> [THE EXERCISE]
Looking at the listing beneath, work out how many lines hold "Basisplan" and report only that figure.

> [RECORDS FOR THIS EXERCISE]
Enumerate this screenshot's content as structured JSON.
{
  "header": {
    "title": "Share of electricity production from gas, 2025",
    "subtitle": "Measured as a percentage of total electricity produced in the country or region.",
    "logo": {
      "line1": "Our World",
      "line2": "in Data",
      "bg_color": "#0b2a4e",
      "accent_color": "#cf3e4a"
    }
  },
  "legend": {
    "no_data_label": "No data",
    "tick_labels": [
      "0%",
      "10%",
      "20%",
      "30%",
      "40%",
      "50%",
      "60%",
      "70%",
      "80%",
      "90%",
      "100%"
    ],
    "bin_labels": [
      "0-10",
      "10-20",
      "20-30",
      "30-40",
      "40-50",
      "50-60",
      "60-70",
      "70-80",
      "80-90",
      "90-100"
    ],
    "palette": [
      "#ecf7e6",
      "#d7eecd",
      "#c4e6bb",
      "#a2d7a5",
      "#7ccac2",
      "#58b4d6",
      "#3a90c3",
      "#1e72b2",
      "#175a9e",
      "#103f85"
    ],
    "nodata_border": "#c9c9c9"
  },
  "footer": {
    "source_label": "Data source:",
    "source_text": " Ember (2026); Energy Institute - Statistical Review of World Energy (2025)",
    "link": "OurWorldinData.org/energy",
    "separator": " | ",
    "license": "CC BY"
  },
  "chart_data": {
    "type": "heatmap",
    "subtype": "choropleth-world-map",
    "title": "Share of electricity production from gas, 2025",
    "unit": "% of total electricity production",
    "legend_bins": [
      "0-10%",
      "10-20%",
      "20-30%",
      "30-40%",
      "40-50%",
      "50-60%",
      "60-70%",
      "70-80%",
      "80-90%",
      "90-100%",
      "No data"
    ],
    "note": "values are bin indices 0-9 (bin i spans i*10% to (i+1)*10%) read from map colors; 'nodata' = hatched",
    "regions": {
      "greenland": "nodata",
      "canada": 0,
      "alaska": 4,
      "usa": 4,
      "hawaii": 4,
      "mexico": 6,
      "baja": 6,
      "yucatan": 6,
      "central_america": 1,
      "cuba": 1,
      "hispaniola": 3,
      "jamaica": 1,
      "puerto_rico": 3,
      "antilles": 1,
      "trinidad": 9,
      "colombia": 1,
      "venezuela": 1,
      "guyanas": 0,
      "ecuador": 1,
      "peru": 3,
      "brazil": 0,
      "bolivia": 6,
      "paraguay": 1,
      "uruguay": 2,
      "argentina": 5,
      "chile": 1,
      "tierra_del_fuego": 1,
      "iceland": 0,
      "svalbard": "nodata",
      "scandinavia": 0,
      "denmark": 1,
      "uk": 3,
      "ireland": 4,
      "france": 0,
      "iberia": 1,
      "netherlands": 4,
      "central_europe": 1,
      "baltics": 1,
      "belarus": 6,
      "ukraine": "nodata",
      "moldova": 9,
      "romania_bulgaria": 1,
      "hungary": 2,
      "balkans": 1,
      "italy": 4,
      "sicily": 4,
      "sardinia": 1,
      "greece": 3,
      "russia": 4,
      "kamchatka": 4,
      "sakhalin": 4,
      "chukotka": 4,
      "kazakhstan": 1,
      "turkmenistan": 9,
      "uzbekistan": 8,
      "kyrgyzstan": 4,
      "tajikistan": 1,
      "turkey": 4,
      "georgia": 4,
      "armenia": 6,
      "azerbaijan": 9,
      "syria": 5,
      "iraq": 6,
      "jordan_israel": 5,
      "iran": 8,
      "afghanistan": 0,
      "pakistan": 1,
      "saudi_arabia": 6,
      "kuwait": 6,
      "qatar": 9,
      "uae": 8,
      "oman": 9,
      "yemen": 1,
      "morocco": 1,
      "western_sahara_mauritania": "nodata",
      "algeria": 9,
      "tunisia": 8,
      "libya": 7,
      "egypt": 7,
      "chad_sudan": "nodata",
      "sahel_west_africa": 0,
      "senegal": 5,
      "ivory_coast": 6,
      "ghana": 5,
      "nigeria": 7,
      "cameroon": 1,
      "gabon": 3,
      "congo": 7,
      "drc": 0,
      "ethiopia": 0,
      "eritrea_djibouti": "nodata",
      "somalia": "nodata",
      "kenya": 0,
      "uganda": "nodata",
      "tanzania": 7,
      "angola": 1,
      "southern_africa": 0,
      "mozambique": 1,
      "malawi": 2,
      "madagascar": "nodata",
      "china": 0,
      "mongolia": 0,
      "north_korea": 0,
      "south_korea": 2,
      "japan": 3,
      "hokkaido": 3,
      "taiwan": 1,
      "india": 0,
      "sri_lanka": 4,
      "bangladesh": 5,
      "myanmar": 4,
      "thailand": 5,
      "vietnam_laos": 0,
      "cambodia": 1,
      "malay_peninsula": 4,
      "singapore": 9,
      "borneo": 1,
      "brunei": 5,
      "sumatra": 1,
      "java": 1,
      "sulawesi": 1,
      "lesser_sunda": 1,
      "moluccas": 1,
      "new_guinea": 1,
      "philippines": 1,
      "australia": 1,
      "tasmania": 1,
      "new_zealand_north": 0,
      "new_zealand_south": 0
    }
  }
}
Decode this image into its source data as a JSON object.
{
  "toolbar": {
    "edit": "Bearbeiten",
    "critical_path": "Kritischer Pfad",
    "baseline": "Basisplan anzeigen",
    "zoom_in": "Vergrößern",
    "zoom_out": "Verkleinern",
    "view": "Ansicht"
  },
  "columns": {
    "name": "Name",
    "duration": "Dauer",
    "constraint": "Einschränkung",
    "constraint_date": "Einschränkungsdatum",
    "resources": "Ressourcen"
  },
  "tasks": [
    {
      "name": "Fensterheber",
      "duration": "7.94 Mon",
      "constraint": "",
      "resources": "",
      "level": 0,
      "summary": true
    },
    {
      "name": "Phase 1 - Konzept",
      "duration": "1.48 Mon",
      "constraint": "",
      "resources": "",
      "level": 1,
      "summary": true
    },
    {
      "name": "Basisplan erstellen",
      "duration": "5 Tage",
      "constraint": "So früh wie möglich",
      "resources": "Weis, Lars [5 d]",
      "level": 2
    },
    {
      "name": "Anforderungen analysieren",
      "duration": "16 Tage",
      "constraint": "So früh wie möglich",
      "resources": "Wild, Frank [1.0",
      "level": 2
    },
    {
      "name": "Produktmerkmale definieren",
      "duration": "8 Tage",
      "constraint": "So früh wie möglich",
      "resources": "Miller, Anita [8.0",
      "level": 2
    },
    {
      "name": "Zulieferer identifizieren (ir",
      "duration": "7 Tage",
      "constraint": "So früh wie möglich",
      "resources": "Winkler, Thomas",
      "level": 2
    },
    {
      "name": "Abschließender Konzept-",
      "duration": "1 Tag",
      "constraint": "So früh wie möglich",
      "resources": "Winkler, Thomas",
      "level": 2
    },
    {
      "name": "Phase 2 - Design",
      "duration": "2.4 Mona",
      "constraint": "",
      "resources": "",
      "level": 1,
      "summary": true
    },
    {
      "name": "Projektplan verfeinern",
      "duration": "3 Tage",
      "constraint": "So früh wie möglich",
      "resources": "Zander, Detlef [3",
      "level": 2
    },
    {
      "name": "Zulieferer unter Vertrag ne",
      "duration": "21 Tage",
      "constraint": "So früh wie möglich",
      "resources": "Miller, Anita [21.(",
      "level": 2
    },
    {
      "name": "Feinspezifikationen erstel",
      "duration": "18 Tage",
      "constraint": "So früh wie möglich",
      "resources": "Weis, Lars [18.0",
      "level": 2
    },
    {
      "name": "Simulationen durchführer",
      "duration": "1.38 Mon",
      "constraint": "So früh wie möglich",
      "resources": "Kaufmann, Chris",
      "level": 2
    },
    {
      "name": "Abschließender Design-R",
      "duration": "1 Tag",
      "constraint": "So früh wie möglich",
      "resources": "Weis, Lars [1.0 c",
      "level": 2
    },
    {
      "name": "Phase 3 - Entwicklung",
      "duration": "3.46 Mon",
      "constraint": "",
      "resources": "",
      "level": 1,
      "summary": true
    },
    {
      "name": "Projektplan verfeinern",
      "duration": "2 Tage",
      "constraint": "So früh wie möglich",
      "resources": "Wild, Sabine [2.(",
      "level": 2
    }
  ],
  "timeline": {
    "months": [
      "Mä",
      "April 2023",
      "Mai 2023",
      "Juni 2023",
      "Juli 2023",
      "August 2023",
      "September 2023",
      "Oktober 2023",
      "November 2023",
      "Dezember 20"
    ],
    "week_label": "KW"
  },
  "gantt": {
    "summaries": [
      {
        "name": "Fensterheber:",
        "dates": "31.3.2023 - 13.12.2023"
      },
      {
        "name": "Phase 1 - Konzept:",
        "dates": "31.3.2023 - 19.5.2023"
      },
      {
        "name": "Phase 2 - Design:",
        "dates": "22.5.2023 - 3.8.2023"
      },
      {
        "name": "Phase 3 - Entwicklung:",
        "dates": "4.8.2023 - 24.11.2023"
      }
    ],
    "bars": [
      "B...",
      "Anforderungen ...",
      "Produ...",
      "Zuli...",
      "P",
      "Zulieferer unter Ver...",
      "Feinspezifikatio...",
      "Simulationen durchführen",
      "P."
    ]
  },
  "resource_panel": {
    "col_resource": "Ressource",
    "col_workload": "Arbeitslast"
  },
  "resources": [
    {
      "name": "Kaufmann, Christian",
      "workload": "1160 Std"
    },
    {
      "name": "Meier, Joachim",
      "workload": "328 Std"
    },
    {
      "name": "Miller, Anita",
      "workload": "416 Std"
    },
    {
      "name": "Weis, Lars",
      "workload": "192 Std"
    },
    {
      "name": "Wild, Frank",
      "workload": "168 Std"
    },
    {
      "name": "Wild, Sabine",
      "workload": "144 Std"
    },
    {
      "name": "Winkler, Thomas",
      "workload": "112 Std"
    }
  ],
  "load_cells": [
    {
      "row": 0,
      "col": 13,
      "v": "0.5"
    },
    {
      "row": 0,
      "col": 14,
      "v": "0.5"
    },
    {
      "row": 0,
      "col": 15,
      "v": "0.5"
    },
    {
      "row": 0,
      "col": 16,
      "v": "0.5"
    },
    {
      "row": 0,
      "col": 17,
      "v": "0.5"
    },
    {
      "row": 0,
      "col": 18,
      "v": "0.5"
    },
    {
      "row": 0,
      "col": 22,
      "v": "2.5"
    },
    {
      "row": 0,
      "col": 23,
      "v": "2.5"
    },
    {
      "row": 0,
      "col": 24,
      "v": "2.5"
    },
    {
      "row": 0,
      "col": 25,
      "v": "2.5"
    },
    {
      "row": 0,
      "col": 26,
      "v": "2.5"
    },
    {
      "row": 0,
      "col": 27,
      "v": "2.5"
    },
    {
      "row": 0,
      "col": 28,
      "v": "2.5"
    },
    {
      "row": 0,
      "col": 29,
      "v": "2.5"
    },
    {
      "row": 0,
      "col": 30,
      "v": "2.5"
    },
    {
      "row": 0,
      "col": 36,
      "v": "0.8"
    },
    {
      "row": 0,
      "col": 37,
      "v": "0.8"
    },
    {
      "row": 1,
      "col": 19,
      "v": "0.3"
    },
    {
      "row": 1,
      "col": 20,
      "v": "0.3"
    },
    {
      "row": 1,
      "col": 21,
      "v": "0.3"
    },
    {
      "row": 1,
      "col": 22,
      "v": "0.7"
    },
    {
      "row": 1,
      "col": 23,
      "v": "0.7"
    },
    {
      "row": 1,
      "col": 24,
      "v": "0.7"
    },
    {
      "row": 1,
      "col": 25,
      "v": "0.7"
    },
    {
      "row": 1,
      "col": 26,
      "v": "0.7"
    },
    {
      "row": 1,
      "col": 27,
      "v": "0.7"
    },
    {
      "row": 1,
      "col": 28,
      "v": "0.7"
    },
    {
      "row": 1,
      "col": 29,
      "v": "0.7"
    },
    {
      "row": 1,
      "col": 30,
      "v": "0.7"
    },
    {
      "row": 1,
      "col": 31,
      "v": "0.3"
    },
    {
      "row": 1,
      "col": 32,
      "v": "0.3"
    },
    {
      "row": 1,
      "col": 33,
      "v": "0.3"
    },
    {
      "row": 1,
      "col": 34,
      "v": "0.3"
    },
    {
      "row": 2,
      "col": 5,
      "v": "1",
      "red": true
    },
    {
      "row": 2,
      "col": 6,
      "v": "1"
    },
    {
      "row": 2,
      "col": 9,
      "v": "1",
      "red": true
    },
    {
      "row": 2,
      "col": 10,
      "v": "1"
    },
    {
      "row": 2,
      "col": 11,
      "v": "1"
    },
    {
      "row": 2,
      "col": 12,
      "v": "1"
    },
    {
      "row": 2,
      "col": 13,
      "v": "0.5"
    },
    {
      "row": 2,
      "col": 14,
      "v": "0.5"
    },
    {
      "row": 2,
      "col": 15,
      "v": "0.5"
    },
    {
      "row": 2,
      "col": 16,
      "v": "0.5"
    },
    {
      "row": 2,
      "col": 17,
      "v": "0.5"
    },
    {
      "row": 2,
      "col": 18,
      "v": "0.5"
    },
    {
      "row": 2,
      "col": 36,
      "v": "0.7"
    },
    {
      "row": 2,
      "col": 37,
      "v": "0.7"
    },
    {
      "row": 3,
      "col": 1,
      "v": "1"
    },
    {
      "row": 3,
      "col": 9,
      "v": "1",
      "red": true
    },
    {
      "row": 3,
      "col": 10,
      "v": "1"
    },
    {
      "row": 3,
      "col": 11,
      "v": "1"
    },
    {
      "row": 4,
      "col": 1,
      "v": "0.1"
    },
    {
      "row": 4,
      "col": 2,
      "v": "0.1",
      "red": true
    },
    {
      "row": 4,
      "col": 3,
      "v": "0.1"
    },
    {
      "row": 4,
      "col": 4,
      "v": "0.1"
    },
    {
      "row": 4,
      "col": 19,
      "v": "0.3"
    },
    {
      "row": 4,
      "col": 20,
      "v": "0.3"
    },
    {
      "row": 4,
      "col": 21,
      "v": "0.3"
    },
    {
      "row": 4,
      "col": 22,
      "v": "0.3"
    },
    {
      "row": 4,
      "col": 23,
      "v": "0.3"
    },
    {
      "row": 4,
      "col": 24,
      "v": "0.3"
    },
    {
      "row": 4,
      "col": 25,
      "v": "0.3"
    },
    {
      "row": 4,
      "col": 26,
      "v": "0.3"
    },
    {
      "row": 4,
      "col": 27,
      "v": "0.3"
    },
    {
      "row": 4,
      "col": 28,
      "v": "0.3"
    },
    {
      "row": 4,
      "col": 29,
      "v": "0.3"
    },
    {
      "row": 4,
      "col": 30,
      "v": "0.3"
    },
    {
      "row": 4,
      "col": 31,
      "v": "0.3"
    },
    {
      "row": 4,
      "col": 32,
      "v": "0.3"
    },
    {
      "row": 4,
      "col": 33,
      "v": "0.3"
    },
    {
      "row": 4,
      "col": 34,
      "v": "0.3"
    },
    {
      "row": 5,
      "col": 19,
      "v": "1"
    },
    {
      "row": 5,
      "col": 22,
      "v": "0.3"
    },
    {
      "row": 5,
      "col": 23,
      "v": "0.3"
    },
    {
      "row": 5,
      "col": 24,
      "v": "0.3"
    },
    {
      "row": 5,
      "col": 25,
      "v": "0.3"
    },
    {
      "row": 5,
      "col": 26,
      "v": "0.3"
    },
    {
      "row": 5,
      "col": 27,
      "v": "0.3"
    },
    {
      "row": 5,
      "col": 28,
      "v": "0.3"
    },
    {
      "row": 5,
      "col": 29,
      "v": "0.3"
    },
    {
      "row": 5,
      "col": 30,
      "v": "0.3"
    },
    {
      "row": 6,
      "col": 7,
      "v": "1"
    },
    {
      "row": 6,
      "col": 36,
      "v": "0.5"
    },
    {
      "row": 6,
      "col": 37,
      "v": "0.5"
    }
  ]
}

> [WRITTEN RESPONSE]
2